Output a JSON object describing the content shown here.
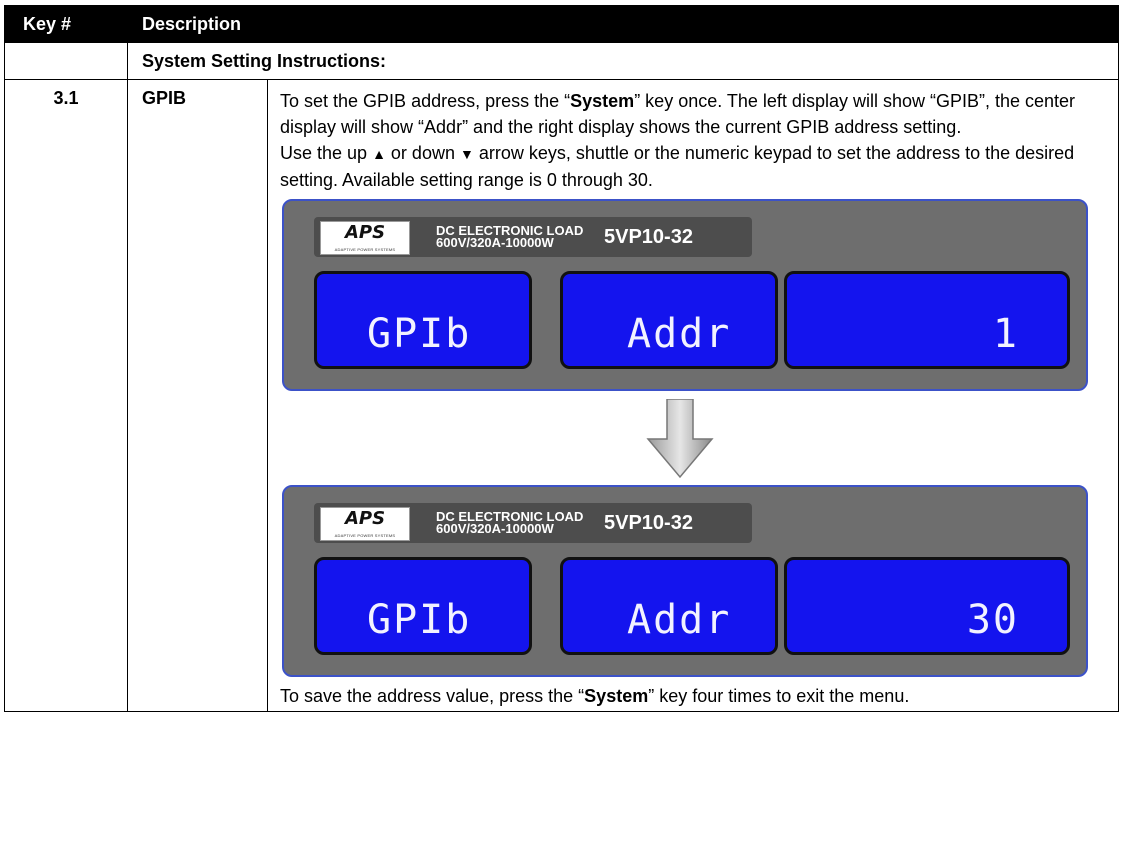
{
  "table": {
    "header": {
      "key_col": "Key #",
      "desc_col": "Description"
    },
    "section_title": "System Setting Instructions:",
    "row": {
      "key": "3.1",
      "name": "GPIB",
      "para1_before": "To set the GPIB address, press the “",
      "para1_bold": "System",
      "para1_after": "” key once. The left display will show “GPIB”, the center display will show “Addr” and the right display shows the current GPIB address setting.",
      "para2_a": "Use the up ",
      "para2_up_glyph": "▲",
      "para2_b": " or down ",
      "para2_down_glyph": "▼",
      "para2_c": " arrow keys, shuttle or the numeric keypad to set the address to the desired setting.  Available setting range is 0 through 30.",
      "para3_before": "To save the address value, press the “",
      "para3_bold": "System",
      "para3_after": "” key four times to exit the menu."
    }
  },
  "panels": [
    {
      "logo": "APS",
      "logo_sub": "ADAPTIVE POWER SYSTEMS",
      "product_line1": "DC ELECTRONIC LOAD",
      "product_line2": "600V/320A-10000W",
      "model": "5VP10-32",
      "display_left": "GPIb",
      "display_center": "Addr",
      "display_right": "1"
    },
    {
      "logo": "APS",
      "logo_sub": "ADAPTIVE POWER SYSTEMS",
      "product_line1": "DC ELECTRONIC LOAD",
      "product_line2": "600V/320A-10000W",
      "model": "5VP10-32",
      "display_left": "GPIb",
      "display_center": "Addr",
      "display_right": "30"
    }
  ],
  "colors": {
    "header_bg": "#000000",
    "panel_bg": "#6e6e6e",
    "panel_border": "#3c52c8",
    "lcd_bg": "#1414ee",
    "arrow_fill": "#c8c8c8"
  },
  "icons": {
    "transition": "down-arrow-icon"
  }
}
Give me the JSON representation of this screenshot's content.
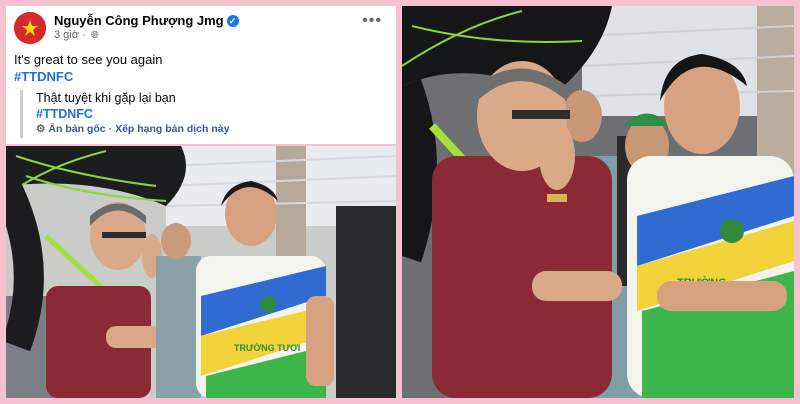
{
  "post": {
    "author": "Nguyễn Công Phượng Jmg",
    "time": "3 giờ",
    "separator": "·",
    "caption": "It's great to see you again",
    "hashtag": "#TTDNFC",
    "translation": {
      "text": "Thật tuyệt khi gặp lại bạn",
      "hashtag": "#TTDNFC",
      "see_original": "Ẩn bản gốc",
      "rate_translation": "Xếp hạng bản dịch này"
    }
  },
  "icons": {
    "avatar_flag": "vietnam-flag-icon",
    "verified": "verified-badge-icon",
    "privacy": "globe-icon",
    "more": "more-options-icon",
    "settings": "gear-icon"
  },
  "photos": {
    "left_description_visible_text": "TRƯỜNG TƯƠI",
    "right_description_visible_text": "TRƯỜNG"
  },
  "colors": {
    "frame": "#f7c2cf",
    "link": "#216fdb",
    "verified": "#1877f2",
    "shirt_maroon": "#8b2a35",
    "umbrella_green": "#a8e03a"
  }
}
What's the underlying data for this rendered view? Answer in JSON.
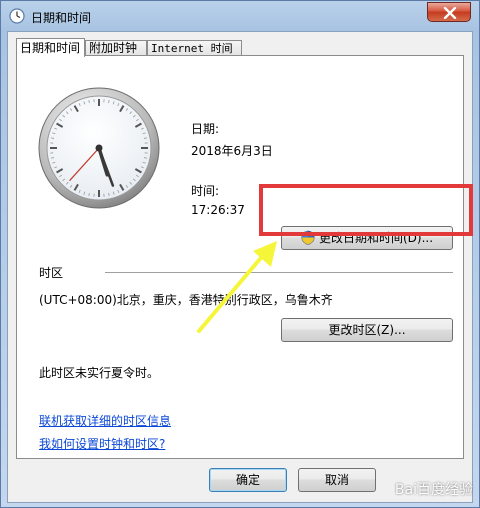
{
  "window": {
    "title": "日期和时间",
    "close_icon": "close-icon"
  },
  "tabs": [
    {
      "label": "日期和时间",
      "active": true
    },
    {
      "label": "附加时钟",
      "active": false
    },
    {
      "label": "Internet 时间",
      "active": false
    }
  ],
  "datetime": {
    "date_label": "日期:",
    "date_value": "2018年6月3日",
    "time_label": "时间:",
    "time_value": "17:26:37",
    "change_datetime_button": "更改日期和时间(D)...",
    "clock_time": {
      "hour": 17,
      "minute": 26,
      "second": 37
    }
  },
  "timezone": {
    "section_label": "时区",
    "value": "(UTC+08:00)北京，重庆，香港特别行政区，乌鲁木齐",
    "change_timezone_button": "更改时区(Z)...",
    "dst_note": "此时区未实行夏令时。"
  },
  "links": {
    "online_info": "联机获取详细的时区信息",
    "how_to_set": "我如何设置时钟和时区?"
  },
  "footer": {
    "ok_button": "确定",
    "cancel_button": "取消"
  },
  "annotation": {
    "highlight_color": "#e23a3a",
    "arrow_color": "#f5f53a"
  },
  "watermark": "Bai百度经验"
}
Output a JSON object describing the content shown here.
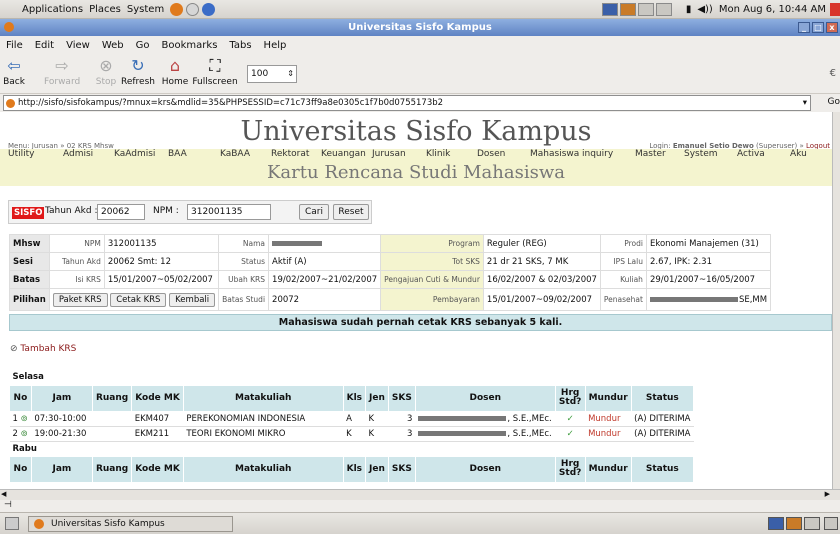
{
  "system_panel": {
    "menus": [
      "Applications",
      "Places",
      "System"
    ],
    "clock": "Mon Aug 6, 10:44 AM"
  },
  "window": {
    "title": "Universitas Sisfo Kampus"
  },
  "menubar": [
    "File",
    "Edit",
    "View",
    "Web",
    "Go",
    "Bookmarks",
    "Tabs",
    "Help"
  ],
  "toolbar": {
    "back": "Back",
    "forward": "Forward",
    "stop": "Stop",
    "refresh": "Refresh",
    "home": "Home",
    "fullscreen": "Fullscreen",
    "zoom": "100"
  },
  "address": {
    "url": "http://sisfo/sisfokampus/?mnux=krs&mdlid=35&PHPSESSID=c71c73ff9a8e0305c1f7b0d0755173b2",
    "go": "Go"
  },
  "page": {
    "menu_path": "Menu: Jurusan » 02 KRS Mhsw",
    "site_title": "Universitas Sisfo Kampus",
    "login_prefix": "Login:",
    "login_user": "Emanuel Setio Dewo",
    "login_role": "(Superuser) »",
    "logout": "Logout",
    "nav": [
      "Utility",
      "Admisi",
      "KaAdmisi",
      "BAA",
      "KaBAA",
      "Rektorat",
      "Keuangan",
      "Jurusan",
      "Klinik",
      "Dosen",
      "Mahasiswa",
      "inquiry",
      "Master",
      "System",
      "Activa",
      "Aku"
    ],
    "page_title": "Kartu Rencana Studi Mahasiswa"
  },
  "form": {
    "badge": "SISFO",
    "tahun_label": "Tahun Akd :",
    "tahun_value": "20062",
    "npm_label": "NPM :",
    "npm_value": "312001135",
    "cari": "Cari",
    "reset": "Reset"
  },
  "info": {
    "mhsw": "Mhsw",
    "sesi": "Sesi",
    "batas": "Batas",
    "pilihan": "Pilihan",
    "npm_k": "NPM",
    "npm_v": "312001135",
    "nama_k": "Nama",
    "program_k": "Program",
    "program_v": "Reguler (REG)",
    "prodi_k": "Prodi",
    "prodi_v": "Ekonomi Manajemen (31)",
    "tahun_k": "Tahun Akd",
    "tahun_v": "20062 Smt: 12",
    "status_k": "Status",
    "status_v": "Aktif (A)",
    "totsks_k": "Tot SKS",
    "totsks_v": "21 dr 21 SKS, 7 MK",
    "ips_k": "IPS Lalu",
    "ips_v": "2.67, IPK: 2.31",
    "isikrs_k": "Isi KRS",
    "isikrs_v": "15/01/2007~05/02/2007",
    "ubah_k": "Ubah KRS",
    "ubah_v": "19/02/2007~21/02/2007",
    "cuti_k": "Pengajuan Cuti & Mundur",
    "cuti_v": "16/02/2007 & 02/03/2007",
    "kuliah_k": "Kuliah",
    "kuliah_v": "29/01/2007~16/05/2007",
    "paket": "Paket KRS",
    "cetak": "Cetak KRS",
    "kembali": "Kembali",
    "batasstudi_k": "Batas Studi",
    "batasstudi_v": "20072",
    "bayar_k": "Pembayaran",
    "bayar_v": "15/01/2007~09/02/2007",
    "penasehat_k": "Penasehat",
    "penasehat_v": "SE,MM"
  },
  "notice": "Mahasiswa sudah pernah cetak KRS sebanyak 5 kali.",
  "tambah": "Tambah KRS",
  "schedule": {
    "headers": [
      "No",
      "Jam",
      "Ruang",
      "Kode MK",
      "Matakuliah",
      "Kls",
      "Jen",
      "SKS",
      "Dosen",
      "Hrg Std?",
      "Mundur",
      "Status"
    ],
    "days": [
      {
        "name": "Selasa",
        "rows": [
          {
            "no": "1",
            "jam": "07:30-10:00",
            "ruang": "",
            "kode": "EKM407",
            "mk": "PEREKONOMIAN INDONESIA",
            "kls": "A",
            "jen": "K",
            "sks": "3",
            "dosen": ", S.E.,MEc.",
            "hrg": "✓",
            "mundur": "Mundur",
            "status": "(A) DITERIMA"
          },
          {
            "no": "2",
            "jam": "19:00-21:30",
            "ruang": "",
            "kode": "EKM211",
            "mk": "TEORI EKONOMI MIKRO",
            "kls": "K",
            "jen": "K",
            "sks": "3",
            "dosen": ", S.E.,MEc.",
            "hrg": "✓",
            "mundur": "Mundur",
            "status": "(A) DITERIMA"
          }
        ]
      },
      {
        "name": "Rabu",
        "rows": []
      }
    ]
  },
  "taskbar": {
    "task": "Universitas Sisfo Kampus"
  },
  "colors": {
    "accent": "#f4f4cf",
    "header_blue": "#cfe6ea",
    "link_red": "#8b1a1a",
    "badge": "#e01818"
  }
}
____________________
** Requirement **
Give the count of lines in the data above that hold the string "verified", with no additional words.

** Result **
2